— start Supplied material —
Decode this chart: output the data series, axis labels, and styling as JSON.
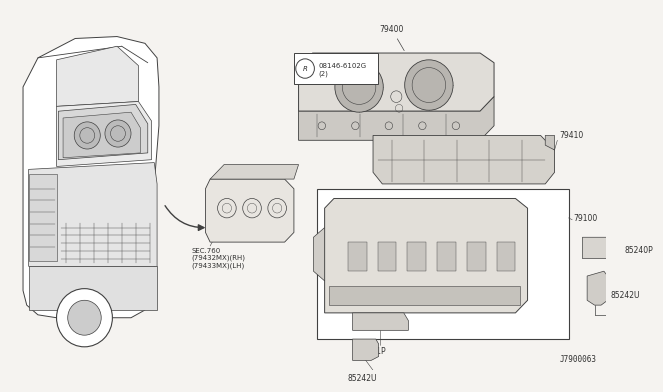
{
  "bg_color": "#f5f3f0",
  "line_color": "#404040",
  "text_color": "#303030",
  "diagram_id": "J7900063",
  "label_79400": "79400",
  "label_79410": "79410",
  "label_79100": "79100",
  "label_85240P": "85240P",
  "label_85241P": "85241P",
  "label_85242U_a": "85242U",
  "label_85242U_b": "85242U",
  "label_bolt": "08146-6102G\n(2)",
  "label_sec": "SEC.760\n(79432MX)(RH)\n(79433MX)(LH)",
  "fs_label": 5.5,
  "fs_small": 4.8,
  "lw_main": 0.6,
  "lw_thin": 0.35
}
— end Supplied material —
— start Supplied material —
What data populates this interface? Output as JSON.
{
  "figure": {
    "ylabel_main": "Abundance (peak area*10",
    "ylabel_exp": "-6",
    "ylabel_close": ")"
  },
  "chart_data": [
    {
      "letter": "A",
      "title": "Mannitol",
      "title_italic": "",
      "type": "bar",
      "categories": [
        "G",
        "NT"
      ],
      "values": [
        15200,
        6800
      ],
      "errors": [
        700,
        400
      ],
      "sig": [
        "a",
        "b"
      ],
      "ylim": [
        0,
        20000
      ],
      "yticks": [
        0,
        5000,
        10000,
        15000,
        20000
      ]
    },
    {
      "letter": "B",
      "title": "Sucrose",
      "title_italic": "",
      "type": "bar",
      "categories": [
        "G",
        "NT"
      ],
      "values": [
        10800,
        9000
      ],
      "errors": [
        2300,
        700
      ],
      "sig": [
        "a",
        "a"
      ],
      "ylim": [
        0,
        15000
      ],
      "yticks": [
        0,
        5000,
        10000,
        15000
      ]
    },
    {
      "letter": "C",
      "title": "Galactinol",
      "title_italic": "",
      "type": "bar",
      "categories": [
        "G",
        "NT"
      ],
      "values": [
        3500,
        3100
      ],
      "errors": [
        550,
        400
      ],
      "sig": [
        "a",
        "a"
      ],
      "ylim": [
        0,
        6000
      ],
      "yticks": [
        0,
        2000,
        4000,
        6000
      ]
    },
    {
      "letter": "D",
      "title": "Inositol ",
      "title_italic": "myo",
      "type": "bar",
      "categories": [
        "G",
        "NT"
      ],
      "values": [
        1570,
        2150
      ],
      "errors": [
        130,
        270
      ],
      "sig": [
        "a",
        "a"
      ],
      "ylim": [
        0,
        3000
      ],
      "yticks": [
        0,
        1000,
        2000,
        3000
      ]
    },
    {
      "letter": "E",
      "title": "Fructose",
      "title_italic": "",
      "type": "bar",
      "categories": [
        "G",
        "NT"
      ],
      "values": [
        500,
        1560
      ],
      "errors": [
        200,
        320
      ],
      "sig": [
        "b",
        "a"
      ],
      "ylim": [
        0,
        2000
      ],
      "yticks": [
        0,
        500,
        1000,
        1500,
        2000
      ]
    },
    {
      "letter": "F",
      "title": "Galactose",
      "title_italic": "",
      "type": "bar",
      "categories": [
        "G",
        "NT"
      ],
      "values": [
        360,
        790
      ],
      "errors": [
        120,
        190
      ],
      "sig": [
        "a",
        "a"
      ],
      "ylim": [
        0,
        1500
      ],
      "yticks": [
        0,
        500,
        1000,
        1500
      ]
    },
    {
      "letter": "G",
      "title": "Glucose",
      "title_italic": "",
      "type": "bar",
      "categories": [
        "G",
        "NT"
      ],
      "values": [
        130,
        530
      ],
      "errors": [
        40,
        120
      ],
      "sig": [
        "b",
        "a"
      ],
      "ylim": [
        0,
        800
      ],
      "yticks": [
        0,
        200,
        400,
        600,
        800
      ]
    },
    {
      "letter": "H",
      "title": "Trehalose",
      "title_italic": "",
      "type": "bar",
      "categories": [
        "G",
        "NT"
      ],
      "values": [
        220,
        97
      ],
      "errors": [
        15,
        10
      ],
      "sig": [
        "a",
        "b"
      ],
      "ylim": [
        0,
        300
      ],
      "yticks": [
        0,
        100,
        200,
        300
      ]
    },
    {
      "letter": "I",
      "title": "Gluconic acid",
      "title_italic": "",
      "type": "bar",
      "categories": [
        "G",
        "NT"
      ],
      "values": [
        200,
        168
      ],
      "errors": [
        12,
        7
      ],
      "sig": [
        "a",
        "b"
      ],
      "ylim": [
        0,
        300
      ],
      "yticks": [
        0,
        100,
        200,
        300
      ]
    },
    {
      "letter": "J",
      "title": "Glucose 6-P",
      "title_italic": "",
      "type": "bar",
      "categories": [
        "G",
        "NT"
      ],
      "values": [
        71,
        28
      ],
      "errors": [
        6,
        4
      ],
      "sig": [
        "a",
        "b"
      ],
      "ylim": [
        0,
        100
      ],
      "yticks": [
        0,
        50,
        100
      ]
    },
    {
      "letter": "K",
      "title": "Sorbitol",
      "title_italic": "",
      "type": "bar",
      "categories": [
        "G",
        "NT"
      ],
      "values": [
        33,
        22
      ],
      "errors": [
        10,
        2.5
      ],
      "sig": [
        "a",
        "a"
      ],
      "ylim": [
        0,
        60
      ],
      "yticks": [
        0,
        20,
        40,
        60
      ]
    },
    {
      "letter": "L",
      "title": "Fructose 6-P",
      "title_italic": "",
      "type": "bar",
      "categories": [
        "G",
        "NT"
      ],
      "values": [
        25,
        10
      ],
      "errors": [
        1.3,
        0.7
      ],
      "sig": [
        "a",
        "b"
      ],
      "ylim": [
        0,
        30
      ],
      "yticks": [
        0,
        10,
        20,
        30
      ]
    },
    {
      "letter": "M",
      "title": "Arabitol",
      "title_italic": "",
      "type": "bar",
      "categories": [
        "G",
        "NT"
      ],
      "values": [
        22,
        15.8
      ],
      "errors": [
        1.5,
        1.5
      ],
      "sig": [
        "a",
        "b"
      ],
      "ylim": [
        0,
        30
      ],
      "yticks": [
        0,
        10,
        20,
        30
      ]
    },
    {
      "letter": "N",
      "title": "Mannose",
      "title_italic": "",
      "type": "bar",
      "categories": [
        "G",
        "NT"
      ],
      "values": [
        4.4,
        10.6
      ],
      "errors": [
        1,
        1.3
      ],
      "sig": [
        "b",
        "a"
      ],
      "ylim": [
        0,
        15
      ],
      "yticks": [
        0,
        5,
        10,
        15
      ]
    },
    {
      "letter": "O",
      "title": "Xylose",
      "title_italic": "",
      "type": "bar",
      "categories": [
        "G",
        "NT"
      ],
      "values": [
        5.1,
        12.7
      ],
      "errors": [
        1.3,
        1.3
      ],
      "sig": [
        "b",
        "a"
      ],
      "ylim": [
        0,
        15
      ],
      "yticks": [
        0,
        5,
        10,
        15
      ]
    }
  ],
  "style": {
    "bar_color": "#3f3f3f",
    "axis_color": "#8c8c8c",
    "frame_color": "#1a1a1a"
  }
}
— end Supplied material —
## Stated problem
Pull out every line above that holds the word "this".

## Solution to the problem
Decode this chart: output the data series, axis labels, and styling as JSON.
What data populates this interface? Output as JSON.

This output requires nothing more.